(AIM OF THE TASK): From the entries below, please gather each line containing the string "JSON".
BEGIN RECORDS SUPPLIED
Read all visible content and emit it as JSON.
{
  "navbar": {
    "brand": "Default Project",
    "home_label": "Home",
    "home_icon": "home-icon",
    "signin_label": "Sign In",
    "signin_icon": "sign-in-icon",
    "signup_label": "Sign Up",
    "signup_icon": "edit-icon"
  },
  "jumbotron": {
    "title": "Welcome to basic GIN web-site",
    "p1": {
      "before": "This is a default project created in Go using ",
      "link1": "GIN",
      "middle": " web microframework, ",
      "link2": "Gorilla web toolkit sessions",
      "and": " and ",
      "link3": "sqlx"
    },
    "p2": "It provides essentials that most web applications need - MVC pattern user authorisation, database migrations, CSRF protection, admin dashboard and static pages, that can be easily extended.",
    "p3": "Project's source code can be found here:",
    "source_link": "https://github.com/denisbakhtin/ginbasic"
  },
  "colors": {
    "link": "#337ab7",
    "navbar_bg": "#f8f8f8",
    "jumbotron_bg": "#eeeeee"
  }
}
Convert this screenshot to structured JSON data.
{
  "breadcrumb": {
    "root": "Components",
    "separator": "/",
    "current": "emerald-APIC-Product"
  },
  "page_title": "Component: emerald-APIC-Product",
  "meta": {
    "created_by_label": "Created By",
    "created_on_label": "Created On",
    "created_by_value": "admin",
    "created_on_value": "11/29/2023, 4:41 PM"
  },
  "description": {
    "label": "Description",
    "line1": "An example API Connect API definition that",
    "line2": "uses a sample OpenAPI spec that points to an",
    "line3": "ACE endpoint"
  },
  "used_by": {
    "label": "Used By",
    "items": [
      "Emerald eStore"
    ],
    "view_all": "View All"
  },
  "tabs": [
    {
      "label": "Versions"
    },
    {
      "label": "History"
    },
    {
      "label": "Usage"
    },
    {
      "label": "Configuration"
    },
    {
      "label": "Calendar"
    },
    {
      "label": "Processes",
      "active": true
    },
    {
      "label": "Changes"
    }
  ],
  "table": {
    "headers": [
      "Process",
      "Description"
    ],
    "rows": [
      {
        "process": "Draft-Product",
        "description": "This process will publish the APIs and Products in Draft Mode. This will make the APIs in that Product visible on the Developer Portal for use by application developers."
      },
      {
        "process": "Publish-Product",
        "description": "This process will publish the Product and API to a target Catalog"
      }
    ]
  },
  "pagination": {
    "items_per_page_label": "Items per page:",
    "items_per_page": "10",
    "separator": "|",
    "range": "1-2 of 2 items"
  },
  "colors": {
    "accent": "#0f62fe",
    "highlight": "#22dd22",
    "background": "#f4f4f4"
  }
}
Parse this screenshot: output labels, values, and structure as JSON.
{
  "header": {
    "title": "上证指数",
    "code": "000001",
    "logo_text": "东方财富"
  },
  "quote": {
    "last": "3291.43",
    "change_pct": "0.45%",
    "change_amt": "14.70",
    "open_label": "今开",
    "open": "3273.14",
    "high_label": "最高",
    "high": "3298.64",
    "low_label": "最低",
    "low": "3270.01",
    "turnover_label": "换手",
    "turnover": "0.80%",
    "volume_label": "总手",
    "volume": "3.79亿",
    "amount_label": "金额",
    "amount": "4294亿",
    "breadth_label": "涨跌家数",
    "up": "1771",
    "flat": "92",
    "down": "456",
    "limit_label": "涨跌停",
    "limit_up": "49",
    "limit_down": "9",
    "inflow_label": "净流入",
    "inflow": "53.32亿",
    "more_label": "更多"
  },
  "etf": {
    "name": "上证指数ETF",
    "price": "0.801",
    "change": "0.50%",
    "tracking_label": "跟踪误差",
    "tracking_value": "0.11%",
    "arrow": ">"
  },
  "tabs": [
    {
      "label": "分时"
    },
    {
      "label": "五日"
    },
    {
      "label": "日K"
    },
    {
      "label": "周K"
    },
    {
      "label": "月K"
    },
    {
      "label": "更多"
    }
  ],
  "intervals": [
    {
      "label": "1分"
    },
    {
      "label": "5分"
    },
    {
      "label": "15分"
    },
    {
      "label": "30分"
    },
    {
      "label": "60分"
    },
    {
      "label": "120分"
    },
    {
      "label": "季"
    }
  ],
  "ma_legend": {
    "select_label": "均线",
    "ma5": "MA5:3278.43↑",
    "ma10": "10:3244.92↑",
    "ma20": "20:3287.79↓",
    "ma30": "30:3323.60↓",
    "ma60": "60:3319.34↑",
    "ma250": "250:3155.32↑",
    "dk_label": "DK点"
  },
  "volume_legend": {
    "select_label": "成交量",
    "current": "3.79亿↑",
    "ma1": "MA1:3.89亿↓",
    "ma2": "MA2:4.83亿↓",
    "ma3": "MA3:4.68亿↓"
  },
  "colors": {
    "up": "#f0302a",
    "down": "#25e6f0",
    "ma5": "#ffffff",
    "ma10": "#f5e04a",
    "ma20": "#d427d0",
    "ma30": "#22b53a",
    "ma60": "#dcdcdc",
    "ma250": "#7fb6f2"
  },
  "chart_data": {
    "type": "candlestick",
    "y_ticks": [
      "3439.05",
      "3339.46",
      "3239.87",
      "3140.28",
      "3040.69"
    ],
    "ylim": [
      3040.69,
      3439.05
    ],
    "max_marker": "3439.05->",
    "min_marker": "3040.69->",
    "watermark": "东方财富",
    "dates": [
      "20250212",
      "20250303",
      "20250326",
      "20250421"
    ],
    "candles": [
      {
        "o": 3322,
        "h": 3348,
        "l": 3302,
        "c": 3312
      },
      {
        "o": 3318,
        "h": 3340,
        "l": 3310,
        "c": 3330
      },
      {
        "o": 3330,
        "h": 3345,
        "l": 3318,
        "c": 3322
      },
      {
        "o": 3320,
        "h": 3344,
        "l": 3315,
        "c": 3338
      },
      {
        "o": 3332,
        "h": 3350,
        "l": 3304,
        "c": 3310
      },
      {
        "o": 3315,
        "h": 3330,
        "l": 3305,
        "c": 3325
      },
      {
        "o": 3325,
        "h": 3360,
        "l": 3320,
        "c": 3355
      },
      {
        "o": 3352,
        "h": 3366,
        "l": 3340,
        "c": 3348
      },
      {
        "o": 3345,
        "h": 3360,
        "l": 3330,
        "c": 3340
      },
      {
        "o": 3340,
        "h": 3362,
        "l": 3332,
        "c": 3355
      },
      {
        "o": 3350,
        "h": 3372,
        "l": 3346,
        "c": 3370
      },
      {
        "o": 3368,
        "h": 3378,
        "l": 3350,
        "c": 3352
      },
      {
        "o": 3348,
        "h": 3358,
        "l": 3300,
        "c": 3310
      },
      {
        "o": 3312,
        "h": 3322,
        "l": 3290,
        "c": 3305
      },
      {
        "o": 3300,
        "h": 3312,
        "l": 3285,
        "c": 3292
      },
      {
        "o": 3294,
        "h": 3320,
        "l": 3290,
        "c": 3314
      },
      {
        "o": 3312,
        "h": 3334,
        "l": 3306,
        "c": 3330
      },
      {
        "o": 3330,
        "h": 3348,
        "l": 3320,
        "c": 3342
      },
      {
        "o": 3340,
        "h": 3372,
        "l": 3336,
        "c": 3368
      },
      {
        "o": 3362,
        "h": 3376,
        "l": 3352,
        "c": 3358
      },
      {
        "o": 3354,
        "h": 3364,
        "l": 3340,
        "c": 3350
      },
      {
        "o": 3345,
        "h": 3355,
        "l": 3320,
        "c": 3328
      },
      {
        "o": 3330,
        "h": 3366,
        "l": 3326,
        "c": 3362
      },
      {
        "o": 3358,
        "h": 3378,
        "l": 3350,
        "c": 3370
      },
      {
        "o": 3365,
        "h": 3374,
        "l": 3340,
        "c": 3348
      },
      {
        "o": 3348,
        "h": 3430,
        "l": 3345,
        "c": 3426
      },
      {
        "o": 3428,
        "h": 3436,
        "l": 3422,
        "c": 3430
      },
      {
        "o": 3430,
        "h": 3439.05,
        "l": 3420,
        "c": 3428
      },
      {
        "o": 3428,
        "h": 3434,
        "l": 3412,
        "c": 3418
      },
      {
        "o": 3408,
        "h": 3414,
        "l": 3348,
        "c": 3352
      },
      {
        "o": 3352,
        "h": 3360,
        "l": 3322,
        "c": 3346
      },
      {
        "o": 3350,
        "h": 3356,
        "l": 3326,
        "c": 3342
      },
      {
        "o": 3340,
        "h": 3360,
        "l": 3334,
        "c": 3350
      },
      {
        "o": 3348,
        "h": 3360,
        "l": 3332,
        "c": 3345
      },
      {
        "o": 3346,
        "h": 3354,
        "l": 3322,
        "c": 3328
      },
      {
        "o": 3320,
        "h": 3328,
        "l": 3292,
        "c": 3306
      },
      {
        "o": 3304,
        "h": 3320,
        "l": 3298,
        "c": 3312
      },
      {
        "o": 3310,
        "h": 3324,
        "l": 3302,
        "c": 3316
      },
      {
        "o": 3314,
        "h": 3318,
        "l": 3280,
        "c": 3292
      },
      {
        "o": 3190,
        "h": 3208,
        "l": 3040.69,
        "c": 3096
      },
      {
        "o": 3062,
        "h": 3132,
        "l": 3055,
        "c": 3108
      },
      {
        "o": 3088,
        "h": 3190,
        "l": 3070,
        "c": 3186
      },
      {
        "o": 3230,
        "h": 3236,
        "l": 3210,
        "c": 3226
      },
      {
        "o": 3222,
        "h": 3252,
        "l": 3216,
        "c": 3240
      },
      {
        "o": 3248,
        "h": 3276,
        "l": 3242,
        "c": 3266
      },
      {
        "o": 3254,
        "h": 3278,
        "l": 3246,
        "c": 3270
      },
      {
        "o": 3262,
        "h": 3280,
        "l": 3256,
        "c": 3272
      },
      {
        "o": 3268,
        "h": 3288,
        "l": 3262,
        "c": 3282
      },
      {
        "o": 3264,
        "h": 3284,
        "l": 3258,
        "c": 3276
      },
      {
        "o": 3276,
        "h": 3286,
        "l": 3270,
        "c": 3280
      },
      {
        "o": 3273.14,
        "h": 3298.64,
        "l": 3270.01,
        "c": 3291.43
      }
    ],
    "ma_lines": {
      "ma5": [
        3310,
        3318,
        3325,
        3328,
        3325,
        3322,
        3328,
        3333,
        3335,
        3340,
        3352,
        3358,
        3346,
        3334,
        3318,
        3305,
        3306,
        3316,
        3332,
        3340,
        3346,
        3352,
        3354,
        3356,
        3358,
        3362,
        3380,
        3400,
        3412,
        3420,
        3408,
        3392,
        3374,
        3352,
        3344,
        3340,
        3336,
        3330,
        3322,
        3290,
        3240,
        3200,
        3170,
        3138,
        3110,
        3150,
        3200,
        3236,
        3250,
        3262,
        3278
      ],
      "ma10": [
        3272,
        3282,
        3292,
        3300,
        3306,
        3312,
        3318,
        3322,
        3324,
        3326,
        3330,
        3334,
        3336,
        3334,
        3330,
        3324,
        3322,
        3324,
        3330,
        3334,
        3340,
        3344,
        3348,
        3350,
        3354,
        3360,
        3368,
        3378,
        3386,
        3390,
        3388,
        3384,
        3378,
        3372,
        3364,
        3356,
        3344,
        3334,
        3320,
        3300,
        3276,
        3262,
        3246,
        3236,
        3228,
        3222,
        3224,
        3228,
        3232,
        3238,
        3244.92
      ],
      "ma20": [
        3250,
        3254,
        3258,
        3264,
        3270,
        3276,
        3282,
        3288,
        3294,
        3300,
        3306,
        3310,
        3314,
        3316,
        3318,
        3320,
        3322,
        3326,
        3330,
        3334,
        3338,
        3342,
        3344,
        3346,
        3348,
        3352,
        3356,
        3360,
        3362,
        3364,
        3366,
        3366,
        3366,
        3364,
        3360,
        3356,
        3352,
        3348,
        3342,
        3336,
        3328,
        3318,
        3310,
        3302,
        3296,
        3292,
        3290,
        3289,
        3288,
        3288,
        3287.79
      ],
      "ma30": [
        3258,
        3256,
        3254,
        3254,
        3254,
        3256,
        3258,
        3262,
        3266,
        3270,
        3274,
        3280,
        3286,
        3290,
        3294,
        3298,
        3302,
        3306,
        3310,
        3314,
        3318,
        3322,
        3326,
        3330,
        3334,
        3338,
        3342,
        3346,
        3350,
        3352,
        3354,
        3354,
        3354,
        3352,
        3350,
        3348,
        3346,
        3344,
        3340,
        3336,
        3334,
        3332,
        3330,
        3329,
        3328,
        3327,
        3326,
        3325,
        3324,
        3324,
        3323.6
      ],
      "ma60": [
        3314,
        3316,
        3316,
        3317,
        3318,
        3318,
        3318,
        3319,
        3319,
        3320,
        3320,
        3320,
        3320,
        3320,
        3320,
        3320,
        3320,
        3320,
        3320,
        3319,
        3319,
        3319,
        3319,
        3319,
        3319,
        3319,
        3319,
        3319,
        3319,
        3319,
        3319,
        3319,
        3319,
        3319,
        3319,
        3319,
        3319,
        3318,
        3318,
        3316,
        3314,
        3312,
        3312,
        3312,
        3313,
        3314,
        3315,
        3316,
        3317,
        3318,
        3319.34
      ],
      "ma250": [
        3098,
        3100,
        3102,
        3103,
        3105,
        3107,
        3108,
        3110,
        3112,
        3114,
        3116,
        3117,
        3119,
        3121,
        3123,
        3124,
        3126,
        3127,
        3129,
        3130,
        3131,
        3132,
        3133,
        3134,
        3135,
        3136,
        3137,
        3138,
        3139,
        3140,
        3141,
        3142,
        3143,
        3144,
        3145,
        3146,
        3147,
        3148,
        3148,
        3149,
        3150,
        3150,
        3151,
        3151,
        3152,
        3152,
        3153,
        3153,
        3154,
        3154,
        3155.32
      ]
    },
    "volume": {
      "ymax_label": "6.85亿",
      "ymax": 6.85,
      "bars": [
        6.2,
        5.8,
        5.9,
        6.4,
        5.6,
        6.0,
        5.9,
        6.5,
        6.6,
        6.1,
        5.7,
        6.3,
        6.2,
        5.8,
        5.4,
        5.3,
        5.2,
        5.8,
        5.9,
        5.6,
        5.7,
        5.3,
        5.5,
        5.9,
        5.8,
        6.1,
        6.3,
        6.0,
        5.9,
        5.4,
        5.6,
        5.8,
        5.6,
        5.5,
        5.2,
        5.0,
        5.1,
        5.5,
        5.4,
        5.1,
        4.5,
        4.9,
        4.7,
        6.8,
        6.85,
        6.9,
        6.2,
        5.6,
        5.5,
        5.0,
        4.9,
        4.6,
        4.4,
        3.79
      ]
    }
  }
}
END RECORDS SUPPLIED
(EXERCISE RESPONSE):
Read all visible content and emit it as JSON.
Convert this screenshot to structured JSON data.
Parse this screenshot: output labels, values, and structure as JSON.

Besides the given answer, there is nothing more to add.